Given request = Say how many lines of the material below contain the word "performance", with no other words.

Collected data entries =
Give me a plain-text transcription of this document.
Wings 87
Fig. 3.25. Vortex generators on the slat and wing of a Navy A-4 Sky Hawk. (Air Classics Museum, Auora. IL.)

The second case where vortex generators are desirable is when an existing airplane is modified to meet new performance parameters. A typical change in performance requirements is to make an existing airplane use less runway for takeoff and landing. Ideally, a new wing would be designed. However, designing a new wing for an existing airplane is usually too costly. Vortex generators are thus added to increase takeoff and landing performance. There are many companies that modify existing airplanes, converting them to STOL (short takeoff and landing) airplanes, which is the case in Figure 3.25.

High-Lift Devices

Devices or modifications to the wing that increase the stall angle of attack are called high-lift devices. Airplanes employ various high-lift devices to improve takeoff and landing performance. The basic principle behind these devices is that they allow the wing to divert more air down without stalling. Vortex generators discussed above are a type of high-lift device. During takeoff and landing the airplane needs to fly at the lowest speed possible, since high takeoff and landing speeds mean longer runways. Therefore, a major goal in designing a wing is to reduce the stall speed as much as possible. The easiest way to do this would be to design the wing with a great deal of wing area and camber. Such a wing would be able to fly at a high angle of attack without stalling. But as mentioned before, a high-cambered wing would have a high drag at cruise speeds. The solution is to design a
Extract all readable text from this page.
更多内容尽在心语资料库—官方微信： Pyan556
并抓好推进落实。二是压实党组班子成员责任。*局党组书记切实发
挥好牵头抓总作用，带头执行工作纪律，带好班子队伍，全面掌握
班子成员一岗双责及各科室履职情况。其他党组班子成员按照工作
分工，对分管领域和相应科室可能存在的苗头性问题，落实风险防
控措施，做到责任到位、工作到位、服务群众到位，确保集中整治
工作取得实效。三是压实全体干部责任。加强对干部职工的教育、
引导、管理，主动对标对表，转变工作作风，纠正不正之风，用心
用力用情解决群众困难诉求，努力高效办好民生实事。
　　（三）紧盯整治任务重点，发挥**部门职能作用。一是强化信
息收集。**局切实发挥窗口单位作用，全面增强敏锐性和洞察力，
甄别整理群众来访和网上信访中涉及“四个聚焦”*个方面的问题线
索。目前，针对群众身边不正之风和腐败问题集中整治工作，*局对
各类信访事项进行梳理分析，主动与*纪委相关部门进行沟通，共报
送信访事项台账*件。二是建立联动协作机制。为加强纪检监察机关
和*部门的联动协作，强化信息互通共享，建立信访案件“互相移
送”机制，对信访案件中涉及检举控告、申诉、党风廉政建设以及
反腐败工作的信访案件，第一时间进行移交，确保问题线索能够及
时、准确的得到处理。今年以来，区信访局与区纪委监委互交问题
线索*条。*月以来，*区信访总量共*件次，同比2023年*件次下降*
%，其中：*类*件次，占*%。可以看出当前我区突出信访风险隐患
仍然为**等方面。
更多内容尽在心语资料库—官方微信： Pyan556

Exercise output = 2